§ Set exercise:
Reproduce every entry below precisely; do not include the pictures.

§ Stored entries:
'''
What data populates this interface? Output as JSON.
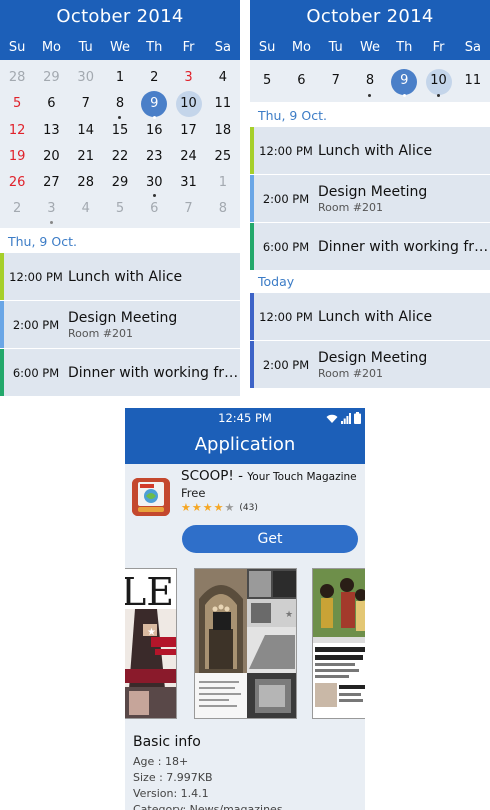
{
  "calendar_left": {
    "title": "October 2014",
    "weekdays": [
      "Su",
      "Mo",
      "Tu",
      "We",
      "Th",
      "Fr",
      "Sa"
    ],
    "weeks": [
      [
        "28",
        "29",
        "30",
        "1",
        "2",
        "3",
        "4"
      ],
      [
        "5",
        "6",
        "7",
        "8",
        "9",
        "10",
        "11"
      ],
      [
        "12",
        "13",
        "14",
        "15",
        "16",
        "17",
        "18"
      ],
      [
        "19",
        "20",
        "21",
        "22",
        "23",
        "24",
        "25"
      ],
      [
        "26",
        "27",
        "28",
        "29",
        "30",
        "31",
        "1"
      ],
      [
        "2",
        "3",
        "4",
        "5",
        "6",
        "7",
        "8"
      ]
    ],
    "section_label": "Thu, 9 Oct.",
    "events": [
      {
        "time": "12:00 PM",
        "title": "Lunch with Alice",
        "subtitle": "",
        "color": "#a6cf2a"
      },
      {
        "time": "2:00 PM",
        "title": "Design Meeting",
        "subtitle": "Room #201",
        "color": "#6aa6e6"
      },
      {
        "time": "6:00 PM",
        "title": "Dinner with working friends",
        "subtitle": "",
        "color": "#23a86b"
      }
    ]
  },
  "calendar_right": {
    "title": "October 2014",
    "weekdays": [
      "Su",
      "Mo",
      "Tu",
      "We",
      "Th",
      "Fr",
      "Sa"
    ],
    "week": [
      "5",
      "6",
      "7",
      "8",
      "9",
      "10",
      "11"
    ],
    "section_label": "Thu, 9 Oct.",
    "events": [
      {
        "time": "12:00 PM",
        "title": "Lunch with Alice",
        "subtitle": "",
        "color": "#a6cf2a"
      },
      {
        "time": "2:00 PM",
        "title": "Design Meeting",
        "subtitle": "Room #201",
        "color": "#6aa6e6"
      },
      {
        "time": "6:00 PM",
        "title": "Dinner with working friends",
        "subtitle": "",
        "color": "#23a86b"
      }
    ],
    "today_label": "Today",
    "today_events": [
      {
        "time": "12:00 PM",
        "title": "Lunch with Alice",
        "subtitle": "",
        "color": "#3d63c7"
      },
      {
        "time": "2:00 PM",
        "title": "Design Meeting",
        "subtitle": "Room #201",
        "color": "#3d63c7"
      }
    ]
  },
  "store": {
    "status_time": "12:45 PM",
    "app_bar_title": "Application",
    "app_name": "SCOOP! -",
    "app_tagline": "Your Touch Magazine",
    "price": "Free",
    "rating": 4,
    "rating_count": "(43)",
    "get_label": "Get",
    "basic_title": "Basic info",
    "basic_lines": [
      "Age : 18+",
      "Size : 7.997KB",
      "Version: 1.4.1",
      "Category: News/magazines"
    ]
  },
  "colors": {
    "header_blue": "#1c5fb8",
    "selected_day": "#4a7fc8",
    "today_day": "#c4d5ea",
    "sunday_red": "#e0222b",
    "section_label_blue": "#3c7cc6",
    "get_button": "#2f6fc9",
    "star_on": "#f5a623"
  },
  "icons": [
    "wifi-icon",
    "signal-icon",
    "battery-icon",
    "scoop-app-icon",
    "star-icon"
  ]
}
'''
§ Task output:
What data populates this interface? Output as JSON.
{
  "calendar_left": {
    "title": "October 2014",
    "weekdays": [
      "Su",
      "Mo",
      "Tu",
      "We",
      "Th",
      "Fr",
      "Sa"
    ],
    "weeks": [
      [
        "28",
        "29",
        "30",
        "1",
        "2",
        "3",
        "4"
      ],
      [
        "5",
        "6",
        "7",
        "8",
        "9",
        "10",
        "11"
      ],
      [
        "12",
        "13",
        "14",
        "15",
        "16",
        "17",
        "18"
      ],
      [
        "19",
        "20",
        "21",
        "22",
        "23",
        "24",
        "25"
      ],
      [
        "26",
        "27",
        "28",
        "29",
        "30",
        "31",
        "1"
      ],
      [
        "2",
        "3",
        "4",
        "5",
        "6",
        "7",
        "8"
      ]
    ],
    "section_label": "Thu, 9 Oct.",
    "events": [
      {
        "time": "12:00 PM",
        "title": "Lunch with Alice",
        "subtitle": "",
        "color": "#a6cf2a"
      },
      {
        "time": "2:00 PM",
        "title": "Design Meeting",
        "subtitle": "Room #201",
        "color": "#6aa6e6"
      },
      {
        "time": "6:00 PM",
        "title": "Dinner with working friends",
        "subtitle": "",
        "color": "#23a86b"
      }
    ]
  },
  "calendar_right": {
    "title": "October 2014",
    "weekdays": [
      "Su",
      "Mo",
      "Tu",
      "We",
      "Th",
      "Fr",
      "Sa"
    ],
    "week": [
      "5",
      "6",
      "7",
      "8",
      "9",
      "10",
      "11"
    ],
    "section_label": "Thu, 9 Oct.",
    "events": [
      {
        "time": "12:00 PM",
        "title": "Lunch with Alice",
        "subtitle": "",
        "color": "#a6cf2a"
      },
      {
        "time": "2:00 PM",
        "title": "Design Meeting",
        "subtitle": "Room #201",
        "color": "#6aa6e6"
      },
      {
        "time": "6:00 PM",
        "title": "Dinner with working friends",
        "subtitle": "",
        "color": "#23a86b"
      }
    ],
    "today_label": "Today",
    "today_events": [
      {
        "time": "12:00 PM",
        "title": "Lunch with Alice",
        "subtitle": "",
        "color": "#3d63c7"
      },
      {
        "time": "2:00 PM",
        "title": "Design Meeting",
        "subtitle": "Room #201",
        "color": "#3d63c7"
      }
    ]
  },
  "store": {
    "status_time": "12:45 PM",
    "app_bar_title": "Application",
    "app_name": "SCOOP! -",
    "app_tagline": "Your Touch Magazine",
    "price": "Free",
    "rating": 4,
    "rating_count": "(43)",
    "get_label": "Get",
    "basic_title": "Basic info",
    "basic_lines": [
      "Age : 18+",
      "Size : 7.997KB",
      "Version: 1.4.1",
      "Category: News/magazines"
    ]
  },
  "colors": {
    "header_blue": "#1c5fb8",
    "selected_day": "#4a7fc8",
    "today_day": "#c4d5ea",
    "sunday_red": "#e0222b",
    "section_label_blue": "#3c7cc6",
    "get_button": "#2f6fc9",
    "star_on": "#f5a623"
  },
  "icons": [
    "wifi-icon",
    "signal-icon",
    "battery-icon",
    "scoop-app-icon",
    "star-icon"
  ]
}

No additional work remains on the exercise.